Following reports of a significant breakdown in the $500 billion Stargate AI initiative, shares of major AI chipmakers, including Nvidia (NASDAQ: NVDA), AMD (NASDAQ: AMD), Broadcom (NASDAQ: AVGO), Taiwan Semiconductor (NYSE: TSM), Arm Holdings (NASDAQ: ARM), Marvell Technology (NASDAQ: MRVL), and Qualcomm (NASDAQ: QCOM), dropped on Tuesday.
Elon Musk casts doubt on AI company Stargate
The project has stalled and lost much of its original scope due to tensions between SoftBank founder Masayoshi Son and OpenAI CEO Sam Altman. The comprehensive plan to transform the world’s AI infrastructure has shrunk to a single data center in Ohio, which the team expects to complete by year’s end. The feud has seriously undermined Stargate’s momentum since its high-profile White House debut earlier this year and has left the company without any secured data center deals.

### Tasks:
#1 In the Stargate text, where is the one data center that the project has shrunk to?
#2 Rewrite the Stargate text between "Following reports of" and "dropped on Tuesday.", inclusive, changing "Tuesday" to "Wednesday".

### Material provided:
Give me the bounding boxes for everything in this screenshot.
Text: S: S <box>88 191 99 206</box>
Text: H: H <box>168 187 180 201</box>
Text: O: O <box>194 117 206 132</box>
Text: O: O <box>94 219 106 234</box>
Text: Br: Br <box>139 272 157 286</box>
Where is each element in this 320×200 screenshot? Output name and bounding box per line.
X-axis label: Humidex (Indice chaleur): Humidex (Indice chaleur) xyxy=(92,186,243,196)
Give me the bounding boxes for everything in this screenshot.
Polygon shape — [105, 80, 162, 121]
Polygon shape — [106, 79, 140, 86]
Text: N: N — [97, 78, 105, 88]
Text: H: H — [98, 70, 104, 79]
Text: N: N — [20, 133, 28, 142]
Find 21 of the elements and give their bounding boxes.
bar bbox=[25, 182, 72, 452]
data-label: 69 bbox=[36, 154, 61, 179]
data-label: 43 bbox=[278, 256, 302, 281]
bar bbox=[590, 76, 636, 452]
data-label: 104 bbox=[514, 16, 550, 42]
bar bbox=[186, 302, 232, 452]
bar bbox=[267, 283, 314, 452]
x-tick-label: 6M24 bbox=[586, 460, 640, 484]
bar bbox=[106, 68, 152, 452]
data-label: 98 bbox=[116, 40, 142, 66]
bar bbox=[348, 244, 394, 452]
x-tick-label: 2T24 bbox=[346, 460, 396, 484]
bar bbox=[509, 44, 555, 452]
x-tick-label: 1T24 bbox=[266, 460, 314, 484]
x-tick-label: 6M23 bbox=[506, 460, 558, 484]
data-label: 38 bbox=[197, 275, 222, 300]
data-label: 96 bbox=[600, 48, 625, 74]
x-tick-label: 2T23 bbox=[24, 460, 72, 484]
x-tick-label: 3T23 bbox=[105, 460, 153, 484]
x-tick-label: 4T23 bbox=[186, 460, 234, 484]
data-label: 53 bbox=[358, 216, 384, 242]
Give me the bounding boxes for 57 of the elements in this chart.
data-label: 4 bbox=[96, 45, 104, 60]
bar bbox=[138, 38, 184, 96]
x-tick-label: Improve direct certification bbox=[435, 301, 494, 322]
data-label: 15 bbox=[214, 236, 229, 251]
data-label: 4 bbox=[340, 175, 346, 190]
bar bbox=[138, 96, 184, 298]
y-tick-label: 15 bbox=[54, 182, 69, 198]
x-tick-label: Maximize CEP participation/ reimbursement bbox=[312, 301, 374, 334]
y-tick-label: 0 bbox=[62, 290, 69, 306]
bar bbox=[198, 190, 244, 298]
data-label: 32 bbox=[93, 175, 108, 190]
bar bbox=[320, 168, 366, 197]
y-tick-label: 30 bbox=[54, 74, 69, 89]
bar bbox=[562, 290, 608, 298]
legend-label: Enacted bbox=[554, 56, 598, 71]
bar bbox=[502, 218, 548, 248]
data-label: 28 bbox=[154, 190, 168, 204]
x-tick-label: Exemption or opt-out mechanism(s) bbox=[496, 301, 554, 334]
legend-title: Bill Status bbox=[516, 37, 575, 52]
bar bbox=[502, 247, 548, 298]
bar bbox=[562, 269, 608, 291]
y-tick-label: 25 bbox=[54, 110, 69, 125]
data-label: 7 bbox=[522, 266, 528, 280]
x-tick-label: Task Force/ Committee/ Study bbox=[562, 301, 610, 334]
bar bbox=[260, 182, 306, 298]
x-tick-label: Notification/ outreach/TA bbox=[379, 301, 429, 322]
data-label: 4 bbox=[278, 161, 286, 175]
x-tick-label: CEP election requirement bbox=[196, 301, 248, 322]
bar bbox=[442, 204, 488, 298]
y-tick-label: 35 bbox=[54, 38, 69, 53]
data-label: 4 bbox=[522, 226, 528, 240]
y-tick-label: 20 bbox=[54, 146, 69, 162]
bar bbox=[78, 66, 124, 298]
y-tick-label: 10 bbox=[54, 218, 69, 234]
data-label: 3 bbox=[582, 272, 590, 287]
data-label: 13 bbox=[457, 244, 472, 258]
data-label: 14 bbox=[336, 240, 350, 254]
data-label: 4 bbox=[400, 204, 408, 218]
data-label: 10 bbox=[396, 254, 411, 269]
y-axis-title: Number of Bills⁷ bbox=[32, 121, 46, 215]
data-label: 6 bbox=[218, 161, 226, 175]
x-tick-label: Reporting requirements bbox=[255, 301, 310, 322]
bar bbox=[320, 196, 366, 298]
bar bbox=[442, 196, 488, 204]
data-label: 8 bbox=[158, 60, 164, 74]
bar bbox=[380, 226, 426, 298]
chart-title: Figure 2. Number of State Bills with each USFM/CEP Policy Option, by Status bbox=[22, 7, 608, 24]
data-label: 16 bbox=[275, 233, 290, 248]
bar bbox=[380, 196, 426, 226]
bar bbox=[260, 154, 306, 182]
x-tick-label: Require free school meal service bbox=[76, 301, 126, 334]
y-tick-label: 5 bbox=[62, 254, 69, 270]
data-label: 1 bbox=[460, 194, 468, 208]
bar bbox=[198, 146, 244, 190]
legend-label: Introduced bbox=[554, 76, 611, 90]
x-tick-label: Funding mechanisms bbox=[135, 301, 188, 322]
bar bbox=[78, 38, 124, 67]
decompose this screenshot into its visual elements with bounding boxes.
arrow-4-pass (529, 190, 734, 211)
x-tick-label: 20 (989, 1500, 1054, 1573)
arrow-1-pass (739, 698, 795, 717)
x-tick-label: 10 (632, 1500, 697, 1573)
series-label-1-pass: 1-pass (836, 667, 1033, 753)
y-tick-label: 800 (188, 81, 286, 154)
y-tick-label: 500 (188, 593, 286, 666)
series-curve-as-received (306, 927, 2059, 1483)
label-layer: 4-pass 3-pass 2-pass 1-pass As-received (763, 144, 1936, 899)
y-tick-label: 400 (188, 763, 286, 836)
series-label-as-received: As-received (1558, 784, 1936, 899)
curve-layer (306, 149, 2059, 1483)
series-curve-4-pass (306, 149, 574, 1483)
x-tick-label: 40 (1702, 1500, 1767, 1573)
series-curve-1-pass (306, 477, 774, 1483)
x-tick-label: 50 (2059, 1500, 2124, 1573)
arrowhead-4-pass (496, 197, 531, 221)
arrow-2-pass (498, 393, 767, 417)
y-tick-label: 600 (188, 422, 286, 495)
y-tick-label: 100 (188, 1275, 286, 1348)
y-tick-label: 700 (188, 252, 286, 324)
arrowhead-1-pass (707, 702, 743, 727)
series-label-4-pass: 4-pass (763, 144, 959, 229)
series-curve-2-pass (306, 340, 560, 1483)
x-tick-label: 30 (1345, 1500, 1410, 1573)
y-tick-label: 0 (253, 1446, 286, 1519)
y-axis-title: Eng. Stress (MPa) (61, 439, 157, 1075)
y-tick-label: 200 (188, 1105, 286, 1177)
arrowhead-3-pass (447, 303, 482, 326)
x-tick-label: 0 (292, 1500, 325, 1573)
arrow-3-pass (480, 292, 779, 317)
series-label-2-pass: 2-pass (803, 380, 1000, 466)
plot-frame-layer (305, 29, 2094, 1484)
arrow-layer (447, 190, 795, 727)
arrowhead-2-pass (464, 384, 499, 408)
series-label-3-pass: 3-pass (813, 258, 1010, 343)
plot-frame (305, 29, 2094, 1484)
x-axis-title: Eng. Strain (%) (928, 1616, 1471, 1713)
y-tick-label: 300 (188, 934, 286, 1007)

### Solutions to the exercise:
#1 Ohio

#2
Following reports of a significant breakdown in the $500 billion Stargate AI initiative, shares of major AI chipmakers, including Nvidia (NASDAQ: NVDA), AMD (NASDAQ: AMD), Broadcom (NASDAQ: AVGO), Taiwan Semiconductor (NYSE: TSM), Arm Holdings (NASDAQ: ARM), Marvell Technology (NASDAQ: MRVL), and Qualcomm (NASDAQ: QCOM), dropped on Wednesday.